▽

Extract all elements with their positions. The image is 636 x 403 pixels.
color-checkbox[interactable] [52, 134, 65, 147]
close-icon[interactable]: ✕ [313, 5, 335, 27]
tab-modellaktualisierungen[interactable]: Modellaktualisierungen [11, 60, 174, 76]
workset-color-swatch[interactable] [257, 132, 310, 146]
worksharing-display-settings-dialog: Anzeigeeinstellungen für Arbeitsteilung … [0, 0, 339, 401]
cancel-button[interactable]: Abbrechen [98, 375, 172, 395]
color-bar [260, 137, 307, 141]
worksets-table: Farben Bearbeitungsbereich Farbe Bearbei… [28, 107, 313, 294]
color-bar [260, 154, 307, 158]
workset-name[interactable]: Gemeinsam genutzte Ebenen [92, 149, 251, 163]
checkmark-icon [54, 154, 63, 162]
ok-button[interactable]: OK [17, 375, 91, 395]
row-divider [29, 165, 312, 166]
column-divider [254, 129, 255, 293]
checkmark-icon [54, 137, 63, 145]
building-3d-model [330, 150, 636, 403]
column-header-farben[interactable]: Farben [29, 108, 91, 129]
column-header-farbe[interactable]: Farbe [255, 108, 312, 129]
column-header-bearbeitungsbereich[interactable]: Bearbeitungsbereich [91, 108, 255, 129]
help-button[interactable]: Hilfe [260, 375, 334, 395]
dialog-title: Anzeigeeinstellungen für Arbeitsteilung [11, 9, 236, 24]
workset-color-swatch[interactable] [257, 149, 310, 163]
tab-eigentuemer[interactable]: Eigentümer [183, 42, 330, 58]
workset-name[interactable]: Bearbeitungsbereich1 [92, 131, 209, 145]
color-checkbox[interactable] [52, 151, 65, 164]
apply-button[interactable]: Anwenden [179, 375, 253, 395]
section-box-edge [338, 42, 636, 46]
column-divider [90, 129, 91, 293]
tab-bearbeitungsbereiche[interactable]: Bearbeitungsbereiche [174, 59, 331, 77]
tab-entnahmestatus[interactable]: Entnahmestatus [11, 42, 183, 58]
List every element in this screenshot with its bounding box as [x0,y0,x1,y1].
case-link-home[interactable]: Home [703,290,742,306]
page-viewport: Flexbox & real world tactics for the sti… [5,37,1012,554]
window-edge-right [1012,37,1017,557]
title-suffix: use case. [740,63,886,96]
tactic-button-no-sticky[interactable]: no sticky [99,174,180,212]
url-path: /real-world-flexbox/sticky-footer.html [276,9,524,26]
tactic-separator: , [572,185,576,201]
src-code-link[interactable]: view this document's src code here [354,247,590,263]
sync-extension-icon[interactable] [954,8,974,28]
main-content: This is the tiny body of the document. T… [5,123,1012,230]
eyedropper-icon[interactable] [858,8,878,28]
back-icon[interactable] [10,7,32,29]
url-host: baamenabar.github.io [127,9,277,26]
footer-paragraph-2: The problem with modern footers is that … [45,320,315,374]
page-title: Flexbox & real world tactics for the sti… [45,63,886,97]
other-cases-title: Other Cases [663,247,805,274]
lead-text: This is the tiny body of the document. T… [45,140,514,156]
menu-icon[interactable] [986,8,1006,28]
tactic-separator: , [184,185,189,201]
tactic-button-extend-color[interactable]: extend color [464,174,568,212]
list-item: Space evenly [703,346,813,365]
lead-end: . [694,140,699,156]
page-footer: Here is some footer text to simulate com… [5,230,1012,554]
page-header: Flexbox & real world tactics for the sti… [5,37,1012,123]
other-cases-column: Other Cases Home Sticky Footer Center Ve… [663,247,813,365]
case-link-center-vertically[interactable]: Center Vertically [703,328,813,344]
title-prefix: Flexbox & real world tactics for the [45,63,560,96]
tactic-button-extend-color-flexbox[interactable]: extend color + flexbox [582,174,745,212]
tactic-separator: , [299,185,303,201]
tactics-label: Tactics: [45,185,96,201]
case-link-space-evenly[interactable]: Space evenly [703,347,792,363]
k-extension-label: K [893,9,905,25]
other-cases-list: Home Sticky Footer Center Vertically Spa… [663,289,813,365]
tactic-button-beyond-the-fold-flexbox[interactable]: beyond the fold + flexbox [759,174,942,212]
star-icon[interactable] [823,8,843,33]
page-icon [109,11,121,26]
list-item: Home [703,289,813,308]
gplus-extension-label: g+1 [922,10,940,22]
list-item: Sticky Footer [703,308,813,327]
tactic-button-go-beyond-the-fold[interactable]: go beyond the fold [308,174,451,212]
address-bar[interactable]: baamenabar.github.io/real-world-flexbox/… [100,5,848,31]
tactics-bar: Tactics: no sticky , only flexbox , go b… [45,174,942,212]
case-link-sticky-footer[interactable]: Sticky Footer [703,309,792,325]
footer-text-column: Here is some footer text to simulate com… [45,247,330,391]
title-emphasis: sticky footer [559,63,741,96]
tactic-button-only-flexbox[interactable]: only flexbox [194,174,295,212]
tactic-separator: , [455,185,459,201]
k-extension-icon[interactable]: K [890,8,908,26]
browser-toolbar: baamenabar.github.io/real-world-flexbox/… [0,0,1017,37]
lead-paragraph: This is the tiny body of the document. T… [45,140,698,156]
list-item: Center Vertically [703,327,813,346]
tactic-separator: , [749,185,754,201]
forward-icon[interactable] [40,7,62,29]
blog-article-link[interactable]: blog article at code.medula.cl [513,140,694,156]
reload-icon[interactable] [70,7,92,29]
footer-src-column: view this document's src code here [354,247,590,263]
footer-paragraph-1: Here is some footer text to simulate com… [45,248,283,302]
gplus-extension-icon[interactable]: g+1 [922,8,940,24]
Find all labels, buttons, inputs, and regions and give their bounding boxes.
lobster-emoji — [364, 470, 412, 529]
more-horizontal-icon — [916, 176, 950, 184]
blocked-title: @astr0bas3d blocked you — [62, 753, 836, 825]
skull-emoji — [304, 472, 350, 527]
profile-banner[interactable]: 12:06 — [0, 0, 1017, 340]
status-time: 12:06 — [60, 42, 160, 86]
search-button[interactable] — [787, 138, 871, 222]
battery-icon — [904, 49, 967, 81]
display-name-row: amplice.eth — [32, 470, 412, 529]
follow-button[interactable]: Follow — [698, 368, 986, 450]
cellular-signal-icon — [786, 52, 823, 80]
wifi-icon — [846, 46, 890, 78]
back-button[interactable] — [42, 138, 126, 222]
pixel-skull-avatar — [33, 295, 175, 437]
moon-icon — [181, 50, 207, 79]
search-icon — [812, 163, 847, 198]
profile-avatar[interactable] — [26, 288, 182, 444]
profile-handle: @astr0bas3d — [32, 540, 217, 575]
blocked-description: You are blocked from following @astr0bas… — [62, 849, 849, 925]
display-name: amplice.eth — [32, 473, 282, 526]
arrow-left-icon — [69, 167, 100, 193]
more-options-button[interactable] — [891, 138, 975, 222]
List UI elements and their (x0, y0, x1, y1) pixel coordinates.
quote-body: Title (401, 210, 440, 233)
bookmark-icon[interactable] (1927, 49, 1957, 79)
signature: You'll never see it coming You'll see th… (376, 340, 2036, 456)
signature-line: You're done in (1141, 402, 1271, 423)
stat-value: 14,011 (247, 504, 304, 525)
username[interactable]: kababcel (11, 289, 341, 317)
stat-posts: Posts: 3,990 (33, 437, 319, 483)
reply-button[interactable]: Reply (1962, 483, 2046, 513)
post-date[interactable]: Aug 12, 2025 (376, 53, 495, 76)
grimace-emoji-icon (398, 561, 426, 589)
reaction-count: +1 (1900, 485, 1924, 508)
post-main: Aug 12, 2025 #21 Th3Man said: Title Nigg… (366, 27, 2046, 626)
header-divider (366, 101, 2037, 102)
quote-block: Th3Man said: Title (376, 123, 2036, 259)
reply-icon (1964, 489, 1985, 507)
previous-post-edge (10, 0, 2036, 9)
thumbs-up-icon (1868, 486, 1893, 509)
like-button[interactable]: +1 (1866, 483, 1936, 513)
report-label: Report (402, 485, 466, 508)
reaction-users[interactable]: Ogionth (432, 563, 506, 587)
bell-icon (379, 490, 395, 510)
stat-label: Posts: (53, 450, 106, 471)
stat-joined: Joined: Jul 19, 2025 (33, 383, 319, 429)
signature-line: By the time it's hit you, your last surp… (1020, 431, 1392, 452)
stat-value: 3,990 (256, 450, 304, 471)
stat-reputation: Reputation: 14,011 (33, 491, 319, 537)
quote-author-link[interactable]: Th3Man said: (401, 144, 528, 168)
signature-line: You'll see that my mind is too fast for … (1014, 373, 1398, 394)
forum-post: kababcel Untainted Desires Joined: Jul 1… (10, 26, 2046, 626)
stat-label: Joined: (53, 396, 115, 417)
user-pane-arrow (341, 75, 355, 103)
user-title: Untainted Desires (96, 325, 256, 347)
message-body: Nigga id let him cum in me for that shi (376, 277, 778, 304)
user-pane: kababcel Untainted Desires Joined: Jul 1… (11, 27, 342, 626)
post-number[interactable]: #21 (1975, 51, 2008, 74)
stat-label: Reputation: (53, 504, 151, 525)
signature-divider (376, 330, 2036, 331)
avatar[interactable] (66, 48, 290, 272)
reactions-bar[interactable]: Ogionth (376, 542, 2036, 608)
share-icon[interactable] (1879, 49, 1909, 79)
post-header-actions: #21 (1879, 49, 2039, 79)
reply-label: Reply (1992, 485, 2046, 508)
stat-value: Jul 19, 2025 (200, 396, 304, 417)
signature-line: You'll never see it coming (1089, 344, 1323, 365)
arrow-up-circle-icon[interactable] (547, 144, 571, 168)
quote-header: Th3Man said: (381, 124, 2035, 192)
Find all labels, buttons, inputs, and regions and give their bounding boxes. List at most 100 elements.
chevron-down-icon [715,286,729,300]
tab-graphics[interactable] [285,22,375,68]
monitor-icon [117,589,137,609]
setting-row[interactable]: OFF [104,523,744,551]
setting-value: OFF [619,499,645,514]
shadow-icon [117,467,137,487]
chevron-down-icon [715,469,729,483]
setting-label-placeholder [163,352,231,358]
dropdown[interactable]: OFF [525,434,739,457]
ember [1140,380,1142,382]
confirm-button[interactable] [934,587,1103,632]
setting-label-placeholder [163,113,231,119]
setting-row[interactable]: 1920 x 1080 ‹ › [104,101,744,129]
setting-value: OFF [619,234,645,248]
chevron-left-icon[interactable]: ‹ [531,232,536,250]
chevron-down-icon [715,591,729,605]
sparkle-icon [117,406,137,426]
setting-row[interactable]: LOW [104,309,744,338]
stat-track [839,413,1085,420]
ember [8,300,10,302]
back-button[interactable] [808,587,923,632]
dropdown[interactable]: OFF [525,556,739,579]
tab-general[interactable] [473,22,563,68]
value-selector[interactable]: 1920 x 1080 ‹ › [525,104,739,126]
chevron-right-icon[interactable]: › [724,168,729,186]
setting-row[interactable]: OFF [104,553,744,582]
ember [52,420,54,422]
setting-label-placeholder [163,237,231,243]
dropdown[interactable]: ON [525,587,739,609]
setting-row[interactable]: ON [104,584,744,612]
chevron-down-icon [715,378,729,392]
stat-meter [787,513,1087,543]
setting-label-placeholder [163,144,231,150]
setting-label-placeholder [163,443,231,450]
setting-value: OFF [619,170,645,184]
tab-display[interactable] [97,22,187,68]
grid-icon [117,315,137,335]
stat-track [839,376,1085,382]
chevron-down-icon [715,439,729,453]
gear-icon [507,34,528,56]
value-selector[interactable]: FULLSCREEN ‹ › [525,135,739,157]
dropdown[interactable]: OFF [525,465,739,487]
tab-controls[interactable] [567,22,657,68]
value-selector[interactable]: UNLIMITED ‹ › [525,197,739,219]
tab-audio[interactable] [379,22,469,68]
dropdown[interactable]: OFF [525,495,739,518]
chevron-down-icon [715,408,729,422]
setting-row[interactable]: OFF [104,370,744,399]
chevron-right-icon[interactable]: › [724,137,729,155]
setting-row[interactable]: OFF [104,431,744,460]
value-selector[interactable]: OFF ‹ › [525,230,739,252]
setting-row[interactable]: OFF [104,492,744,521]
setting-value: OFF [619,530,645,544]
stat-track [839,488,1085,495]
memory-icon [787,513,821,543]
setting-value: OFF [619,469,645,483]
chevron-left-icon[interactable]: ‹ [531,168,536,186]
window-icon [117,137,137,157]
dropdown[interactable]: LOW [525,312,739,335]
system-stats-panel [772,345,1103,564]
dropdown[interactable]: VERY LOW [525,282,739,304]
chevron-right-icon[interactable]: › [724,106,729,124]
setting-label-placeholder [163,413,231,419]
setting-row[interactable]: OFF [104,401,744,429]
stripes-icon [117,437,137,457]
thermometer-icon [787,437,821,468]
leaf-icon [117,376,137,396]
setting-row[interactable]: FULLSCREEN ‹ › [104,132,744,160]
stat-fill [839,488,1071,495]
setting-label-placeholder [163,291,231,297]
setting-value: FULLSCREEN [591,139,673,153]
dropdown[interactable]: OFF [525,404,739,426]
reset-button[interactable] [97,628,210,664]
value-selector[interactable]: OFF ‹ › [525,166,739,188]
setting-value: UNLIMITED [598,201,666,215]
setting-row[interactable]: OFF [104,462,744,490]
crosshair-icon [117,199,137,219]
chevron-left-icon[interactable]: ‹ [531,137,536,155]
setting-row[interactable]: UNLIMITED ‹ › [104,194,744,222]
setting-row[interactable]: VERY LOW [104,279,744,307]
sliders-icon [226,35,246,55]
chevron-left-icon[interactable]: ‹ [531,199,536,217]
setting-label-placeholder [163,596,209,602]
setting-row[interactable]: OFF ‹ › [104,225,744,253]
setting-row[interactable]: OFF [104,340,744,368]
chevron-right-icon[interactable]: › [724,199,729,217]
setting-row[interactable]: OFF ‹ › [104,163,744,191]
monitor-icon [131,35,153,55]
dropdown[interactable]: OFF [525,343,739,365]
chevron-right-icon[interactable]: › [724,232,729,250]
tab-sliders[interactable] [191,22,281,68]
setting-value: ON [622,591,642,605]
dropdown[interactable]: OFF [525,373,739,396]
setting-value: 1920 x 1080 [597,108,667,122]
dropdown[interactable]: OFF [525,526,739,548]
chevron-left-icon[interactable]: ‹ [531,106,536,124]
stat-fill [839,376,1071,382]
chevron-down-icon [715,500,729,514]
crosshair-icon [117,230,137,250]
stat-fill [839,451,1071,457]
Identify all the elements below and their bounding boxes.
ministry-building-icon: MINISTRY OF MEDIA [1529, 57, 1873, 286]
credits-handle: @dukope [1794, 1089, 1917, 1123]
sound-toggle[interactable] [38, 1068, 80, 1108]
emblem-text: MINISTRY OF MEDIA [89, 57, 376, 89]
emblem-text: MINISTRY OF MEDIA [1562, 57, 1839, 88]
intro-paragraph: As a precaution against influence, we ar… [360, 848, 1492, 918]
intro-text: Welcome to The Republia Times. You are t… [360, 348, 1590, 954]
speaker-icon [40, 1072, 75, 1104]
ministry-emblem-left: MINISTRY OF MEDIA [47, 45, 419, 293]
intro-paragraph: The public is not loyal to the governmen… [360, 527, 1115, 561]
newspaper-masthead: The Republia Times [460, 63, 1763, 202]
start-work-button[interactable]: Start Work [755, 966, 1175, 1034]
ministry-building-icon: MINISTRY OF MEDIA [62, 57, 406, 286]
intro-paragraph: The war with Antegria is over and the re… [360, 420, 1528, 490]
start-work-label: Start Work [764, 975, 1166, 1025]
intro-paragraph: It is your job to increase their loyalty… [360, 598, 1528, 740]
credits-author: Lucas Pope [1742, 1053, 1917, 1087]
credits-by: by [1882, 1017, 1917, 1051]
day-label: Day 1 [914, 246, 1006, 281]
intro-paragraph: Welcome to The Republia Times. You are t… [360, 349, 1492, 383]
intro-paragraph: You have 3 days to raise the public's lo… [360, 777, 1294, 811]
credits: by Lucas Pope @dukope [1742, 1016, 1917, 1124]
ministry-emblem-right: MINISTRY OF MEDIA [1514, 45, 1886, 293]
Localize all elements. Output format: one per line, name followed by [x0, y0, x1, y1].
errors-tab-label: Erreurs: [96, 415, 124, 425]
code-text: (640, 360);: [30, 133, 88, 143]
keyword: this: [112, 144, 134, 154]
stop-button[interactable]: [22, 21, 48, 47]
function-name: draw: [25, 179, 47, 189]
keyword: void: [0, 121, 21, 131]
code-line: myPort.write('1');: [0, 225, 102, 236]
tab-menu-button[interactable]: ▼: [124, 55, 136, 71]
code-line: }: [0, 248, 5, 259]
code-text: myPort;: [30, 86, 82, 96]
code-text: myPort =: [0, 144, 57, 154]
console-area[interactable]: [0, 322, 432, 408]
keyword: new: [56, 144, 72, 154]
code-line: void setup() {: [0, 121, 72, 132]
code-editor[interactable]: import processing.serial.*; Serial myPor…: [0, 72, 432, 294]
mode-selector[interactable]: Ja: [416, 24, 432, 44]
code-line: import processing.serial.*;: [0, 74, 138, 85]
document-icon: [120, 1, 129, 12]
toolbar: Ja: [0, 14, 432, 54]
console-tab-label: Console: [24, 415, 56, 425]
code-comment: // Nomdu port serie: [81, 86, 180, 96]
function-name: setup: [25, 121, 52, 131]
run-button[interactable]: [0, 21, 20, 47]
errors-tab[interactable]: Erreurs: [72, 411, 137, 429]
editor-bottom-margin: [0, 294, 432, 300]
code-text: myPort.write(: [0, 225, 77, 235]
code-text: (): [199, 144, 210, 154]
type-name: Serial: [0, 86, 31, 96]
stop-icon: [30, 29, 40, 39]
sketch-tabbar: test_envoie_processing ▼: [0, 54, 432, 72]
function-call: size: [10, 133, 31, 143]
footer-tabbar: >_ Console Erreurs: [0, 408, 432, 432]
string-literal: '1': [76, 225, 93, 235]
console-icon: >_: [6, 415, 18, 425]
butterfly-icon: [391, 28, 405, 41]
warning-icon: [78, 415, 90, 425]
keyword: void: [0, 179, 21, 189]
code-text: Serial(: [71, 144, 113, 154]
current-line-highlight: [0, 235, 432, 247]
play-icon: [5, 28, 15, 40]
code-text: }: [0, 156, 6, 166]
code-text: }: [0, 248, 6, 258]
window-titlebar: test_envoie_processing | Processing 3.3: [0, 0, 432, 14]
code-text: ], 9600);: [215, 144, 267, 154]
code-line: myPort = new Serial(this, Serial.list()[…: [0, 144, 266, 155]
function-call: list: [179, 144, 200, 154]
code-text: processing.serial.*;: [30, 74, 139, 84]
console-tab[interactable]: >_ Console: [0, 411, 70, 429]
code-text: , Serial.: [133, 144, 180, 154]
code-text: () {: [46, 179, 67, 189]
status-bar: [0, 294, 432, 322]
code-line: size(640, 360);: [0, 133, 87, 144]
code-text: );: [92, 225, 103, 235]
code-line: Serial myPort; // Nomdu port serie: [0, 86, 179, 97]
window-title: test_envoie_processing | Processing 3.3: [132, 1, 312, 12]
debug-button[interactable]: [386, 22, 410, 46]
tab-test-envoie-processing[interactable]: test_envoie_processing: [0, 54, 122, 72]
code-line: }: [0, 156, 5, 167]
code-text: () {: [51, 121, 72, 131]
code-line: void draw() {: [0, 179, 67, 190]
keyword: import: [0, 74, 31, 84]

△

WORK REQUIRED —
Copy out everything in the listing word for word, from its first line down to the line that contains "page-viewport: Flexbox &", with both of those lines included.

SOLUTION —
Extract all elements with their positions. The image is 636 x 403 pixels.
color-checkbox[interactable] [52, 134, 65, 147]
close-icon[interactable]: ✕ [313, 5, 335, 27]
tab-modellaktualisierungen[interactable]: Modellaktualisierungen [11, 60, 174, 76]
workset-color-swatch[interactable] [257, 132, 310, 146]
worksharing-display-settings-dialog: Anzeigeeinstellungen für Arbeitsteilung … [0, 0, 339, 401]
cancel-button[interactable]: Abbrechen [98, 375, 172, 395]
color-bar [260, 137, 307, 141]
worksets-table: Farben Bearbeitungsbereich Farbe Bearbei… [28, 107, 313, 294]
color-bar [260, 154, 307, 158]
workset-name[interactable]: Gemeinsam genutzte Ebenen [92, 149, 251, 163]
checkmark-icon [54, 154, 63, 162]
ok-button[interactable]: OK [17, 375, 91, 395]
row-divider [29, 165, 312, 166]
column-divider [254, 129, 255, 293]
checkmark-icon [54, 137, 63, 145]
building-3d-model [330, 150, 636, 403]
column-header-farben[interactable]: Farben [29, 108, 91, 129]
column-header-farbe[interactable]: Farbe [255, 108, 312, 129]
column-header-bearbeitungsbereich[interactable]: Bearbeitungsbereich [91, 108, 255, 129]
help-button[interactable]: Hilfe [260, 375, 334, 395]
dialog-title: Anzeigeeinstellungen für Arbeitsteilung [11, 9, 236, 24]
workset-color-swatch[interactable] [257, 149, 310, 163]
tab-eigentuemer[interactable]: Eigentümer [183, 42, 330, 58]
workset-name[interactable]: Bearbeitungsbereich1 [92, 131, 209, 145]
color-checkbox[interactable] [52, 151, 65, 164]
apply-button[interactable]: Anwenden [179, 375, 253, 395]
section-box-edge [338, 42, 636, 46]
column-divider [90, 129, 91, 293]
tab-bearbeitungsbereiche[interactable]: Bearbeitungsbereiche [174, 59, 331, 77]
tab-entnahmestatus[interactable]: Entnahmestatus [11, 42, 183, 58]
List every element in this screenshot with its bounding box as [x0,y0,x1,y1].
case-link-home[interactable]: Home [703,290,742,306]
page-viewport: Flexbox & real world tactics for the sti… [5,37,1012,554]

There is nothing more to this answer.